#### The task:
Only a number is wanted. Count the lines holding the string "color".

[Figure contents as structured data]
-- begin --
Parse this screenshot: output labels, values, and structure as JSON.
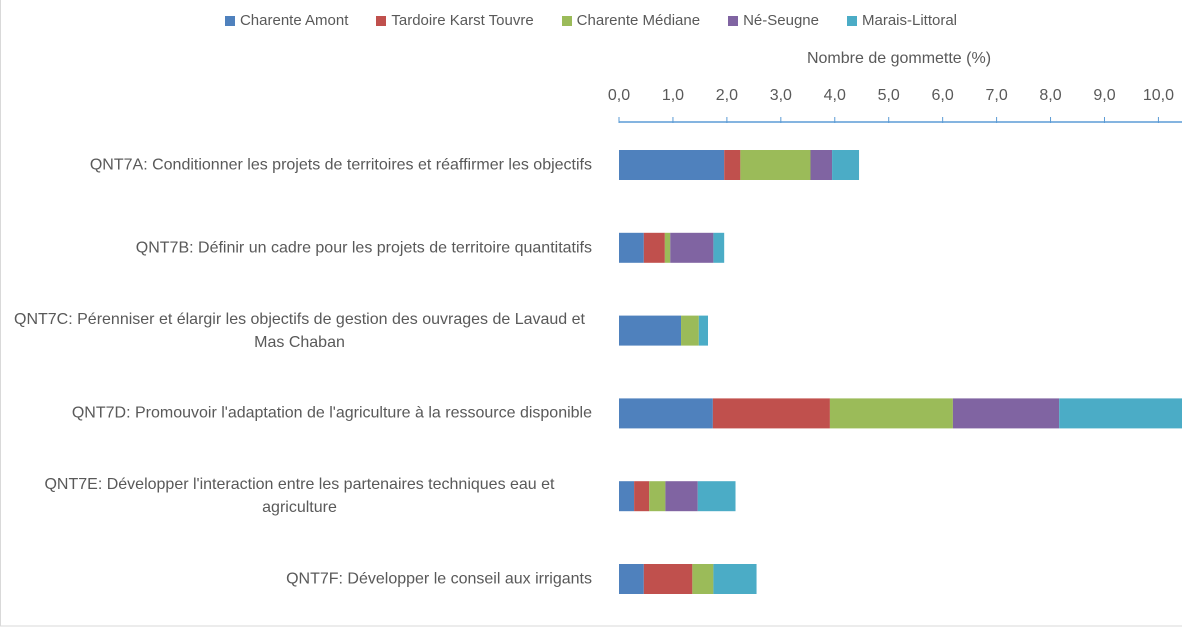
{
  "chart_data": {
    "type": "bar",
    "orientation": "horizontal",
    "stacked": true,
    "x_label": "Nombre de gommette (%)",
    "categories": [
      "QNT7A: Conditionner les projets de territoires et réaffirmer les objectifs",
      "QNT7B: Définir un cadre pour les projets de territoire quantitatifs",
      "QNT7C: Pérenniser et élargir les objectifs de gestion des ouvrages de Lavaud et Mas Chaban",
      "QNT7D: Promouvoir l'adaptation de l'agriculture à la ressource disponible",
      "QNT7E: Développer l'interaction entre les partenaires techniques eau et agriculture",
      "QNT7F: Développer le conseil aux irrigants"
    ],
    "series": [
      {
        "name": "Charente Amont",
        "color": "#4f81bd",
        "values": [
          1.95,
          0.46,
          1.15,
          1.74,
          0.28,
          0.46
        ]
      },
      {
        "name": "Tardoire Karst Touvre",
        "color": "#c0504d",
        "values": [
          0.3,
          0.39,
          0,
          2.17,
          0.28,
          0.9
        ]
      },
      {
        "name": "Charente Médiane",
        "color": "#9bbb59",
        "values": [
          1.3,
          0.1,
          0.33,
          2.28,
          0.3,
          0.39
        ]
      },
      {
        "name": "Né-Seugne",
        "color": "#8064a2",
        "values": [
          0.4,
          0.8,
          0,
          1.97,
          0.6,
          0
        ]
      },
      {
        "name": "Marais-Littoral",
        "color": "#4bacc6",
        "values": [
          0.5,
          0.2,
          0.17,
          2.3,
          0.7,
          0.8
        ]
      }
    ],
    "xlim": [
      0,
      10.4
    ],
    "xticks": [
      {
        "value": 0,
        "label": "0,0"
      },
      {
        "value": 1,
        "label": "1,0"
      },
      {
        "value": 2,
        "label": "2,0"
      },
      {
        "value": 3,
        "label": "3,0"
      },
      {
        "value": 4,
        "label": "4,0"
      },
      {
        "value": 5,
        "label": "5,0"
      },
      {
        "value": 6,
        "label": "6,0"
      },
      {
        "value": 7,
        "label": "7,0"
      },
      {
        "value": 8,
        "label": "8,0"
      },
      {
        "value": 9,
        "label": "9,0"
      },
      {
        "value": 10,
        "label": "10,0"
      }
    ],
    "axis_position": "top",
    "legend": "top"
  }
}
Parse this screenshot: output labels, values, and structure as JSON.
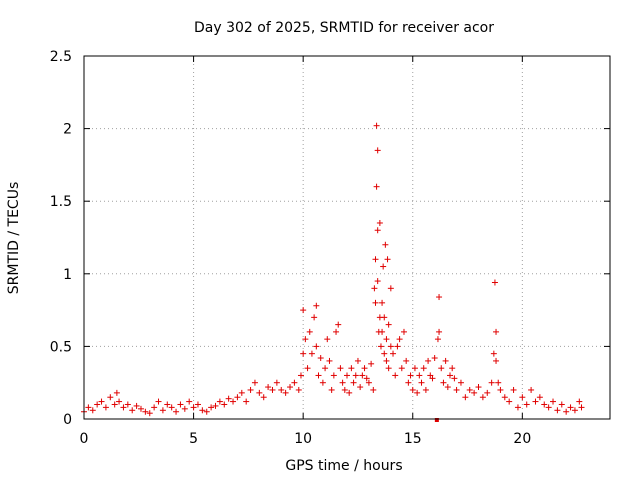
{
  "chart_data": {
    "type": "scatter",
    "title": "Day 302 of 2025, SRMTID for receiver acor",
    "xlabel": "GPS time / hours",
    "ylabel": "SRMTID / TECUs",
    "xlim": [
      0,
      24
    ],
    "ylim": [
      0,
      2.5
    ],
    "xticks": [
      0,
      5,
      10,
      15,
      20
    ],
    "yticks": [
      0,
      0.5,
      1,
      1.5,
      2,
      2.5
    ],
    "xtick_labels": [
      "0",
      "5",
      "10",
      "15",
      "20"
    ],
    "ytick_labels": [
      "0",
      "0.5",
      "1",
      "1.5",
      "2",
      "2.5"
    ],
    "grid": true,
    "marker": "+",
    "color": "#e00000",
    "series": [
      {
        "name": "SRMTID",
        "x": [
          0.0,
          0.2,
          0.4,
          0.6,
          0.8,
          1.0,
          1.2,
          1.4,
          1.5,
          1.6,
          1.8,
          2.0,
          2.2,
          2.4,
          2.6,
          2.8,
          3.0,
          3.2,
          3.4,
          3.6,
          3.8,
          4.0,
          4.2,
          4.4,
          4.6,
          4.8,
          5.0,
          5.2,
          5.4,
          5.6,
          5.8,
          6.0,
          6.2,
          6.4,
          6.6,
          6.8,
          7.0,
          7.2,
          7.4,
          7.6,
          7.8,
          8.0,
          8.2,
          8.4,
          8.6,
          8.8,
          9.0,
          9.2,
          9.4,
          9.6,
          9.8,
          9.9,
          10.0,
          10.0,
          10.1,
          10.2,
          10.3,
          10.4,
          10.5,
          10.6,
          10.6,
          10.7,
          10.8,
          10.9,
          11.0,
          11.1,
          11.2,
          11.3,
          11.4,
          11.5,
          11.6,
          11.7,
          11.8,
          11.9,
          12.0,
          12.1,
          12.2,
          12.3,
          12.4,
          12.5,
          12.6,
          12.7,
          12.8,
          12.9,
          13.0,
          13.1,
          13.2,
          13.25,
          13.3,
          13.3,
          13.35,
          13.35,
          13.4,
          13.4,
          13.4,
          13.45,
          13.5,
          13.5,
          13.55,
          13.6,
          13.6,
          13.65,
          13.7,
          13.7,
          13.75,
          13.8,
          13.8,
          13.85,
          13.9,
          13.9,
          14.0,
          14.0,
          14.1,
          14.2,
          14.3,
          14.4,
          14.5,
          14.6,
          14.7,
          14.8,
          14.9,
          15.0,
          15.1,
          15.2,
          15.3,
          15.4,
          15.5,
          15.6,
          15.7,
          15.8,
          15.9,
          16.0,
          16.1,
          16.15,
          16.2,
          16.2,
          16.3,
          16.4,
          16.5,
          16.6,
          16.7,
          16.8,
          16.9,
          17.0,
          17.2,
          17.4,
          17.6,
          17.8,
          18.0,
          18.2,
          18.4,
          18.6,
          18.7,
          18.75,
          18.8,
          18.8,
          18.9,
          19.0,
          19.2,
          19.4,
          19.6,
          19.8,
          20.0,
          20.2,
          20.4,
          20.6,
          20.8,
          21.0,
          21.2,
          21.4,
          21.6,
          21.8,
          22.0,
          22.2,
          22.4,
          22.6,
          22.7
        ],
        "y": [
          0.05,
          0.08,
          0.06,
          0.1,
          0.12,
          0.08,
          0.15,
          0.1,
          0.18,
          0.12,
          0.08,
          0.1,
          0.06,
          0.09,
          0.07,
          0.05,
          0.04,
          0.08,
          0.12,
          0.06,
          0.1,
          0.08,
          0.05,
          0.1,
          0.07,
          0.12,
          0.08,
          0.1,
          0.06,
          0.05,
          0.08,
          0.09,
          0.12,
          0.1,
          0.14,
          0.12,
          0.15,
          0.18,
          0.12,
          0.2,
          0.25,
          0.18,
          0.15,
          0.22,
          0.2,
          0.25,
          0.2,
          0.18,
          0.22,
          0.25,
          0.2,
          0.3,
          0.75,
          0.45,
          0.55,
          0.35,
          0.6,
          0.45,
          0.7,
          0.78,
          0.5,
          0.3,
          0.42,
          0.25,
          0.35,
          0.55,
          0.4,
          0.2,
          0.3,
          0.6,
          0.65,
          0.35,
          0.25,
          0.2,
          0.3,
          0.18,
          0.35,
          0.25,
          0.3,
          0.4,
          0.22,
          0.3,
          0.35,
          0.28,
          0.25,
          0.38,
          0.2,
          0.9,
          1.1,
          0.8,
          2.02,
          1.6,
          1.85,
          1.3,
          0.95,
          0.6,
          1.35,
          0.7,
          0.5,
          0.6,
          0.8,
          1.05,
          0.45,
          0.7,
          1.2,
          0.55,
          0.4,
          1.1,
          0.65,
          0.35,
          0.9,
          0.5,
          0.45,
          0.3,
          0.5,
          0.55,
          0.35,
          0.6,
          0.4,
          0.25,
          0.3,
          0.2,
          0.35,
          0.18,
          0.3,
          0.25,
          0.35,
          0.2,
          0.4,
          0.3,
          0.28,
          0.42,
          0.0,
          0.55,
          0.84,
          0.6,
          0.35,
          0.25,
          0.4,
          0.22,
          0.3,
          0.35,
          0.28,
          0.2,
          0.25,
          0.15,
          0.2,
          0.18,
          0.22,
          0.15,
          0.18,
          0.25,
          0.45,
          0.94,
          0.6,
          0.4,
          0.25,
          0.2,
          0.15,
          0.12,
          0.2,
          0.08,
          0.15,
          0.1,
          0.2,
          0.12,
          0.15,
          0.1,
          0.08,
          0.12,
          0.06,
          0.1,
          0.05,
          0.08,
          0.06,
          0.12,
          0.08
        ]
      }
    ]
  }
}
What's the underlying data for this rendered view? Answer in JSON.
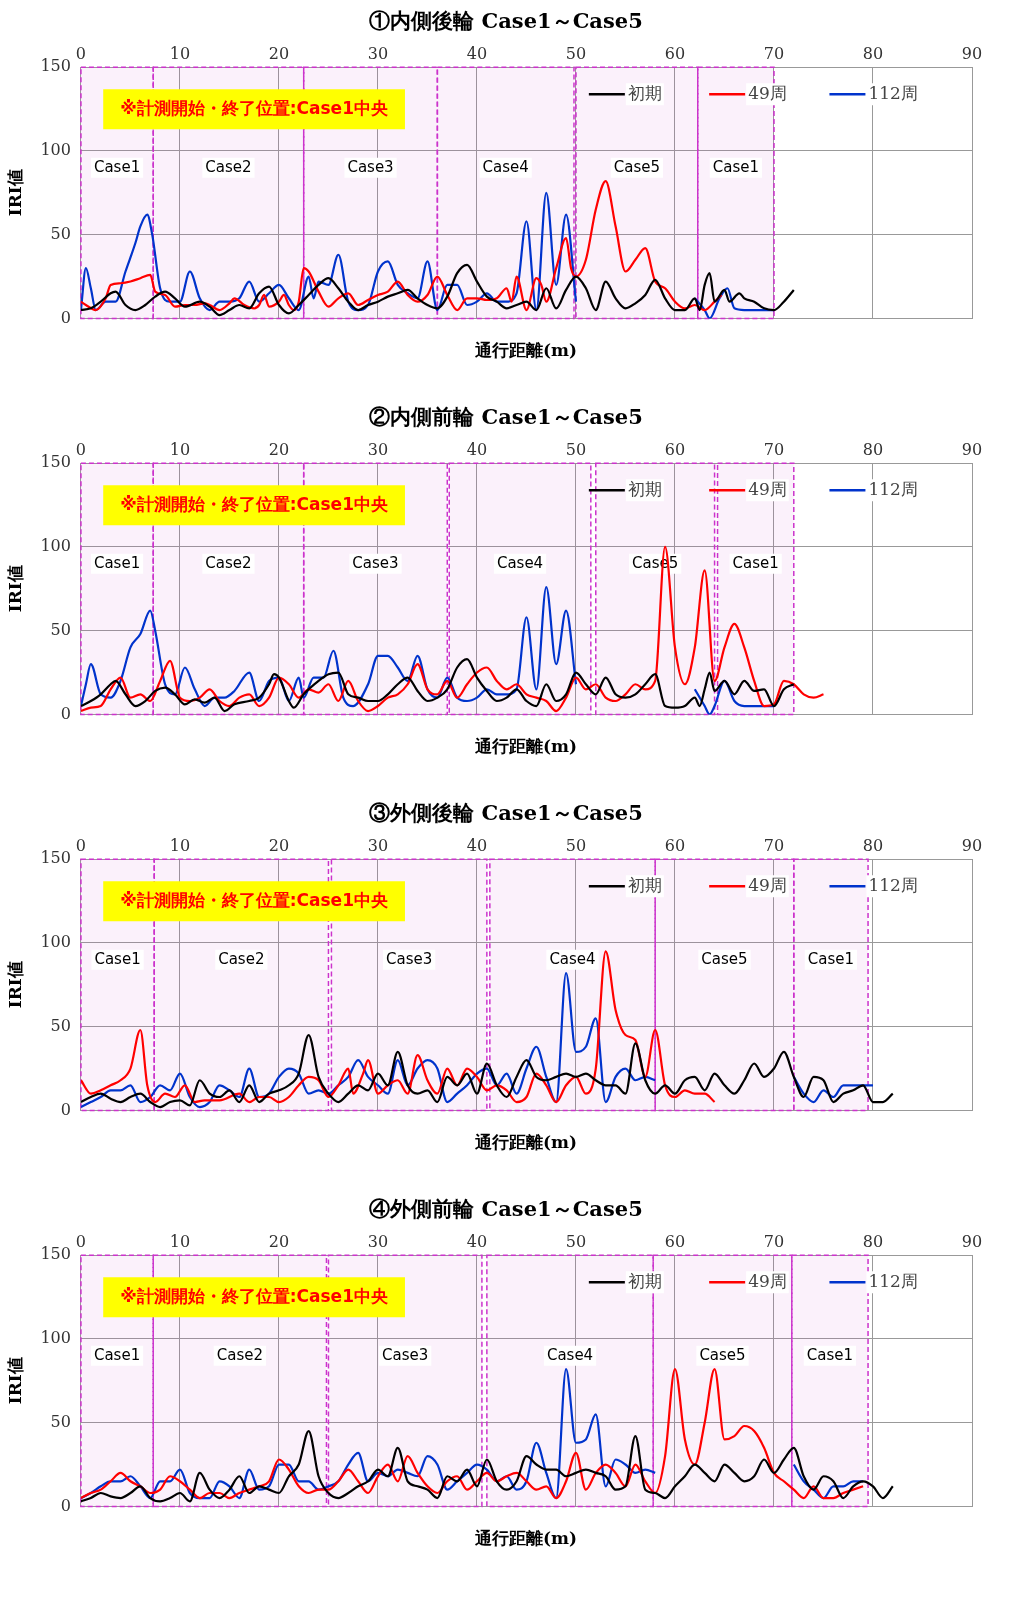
-- end --
#### Full output:
6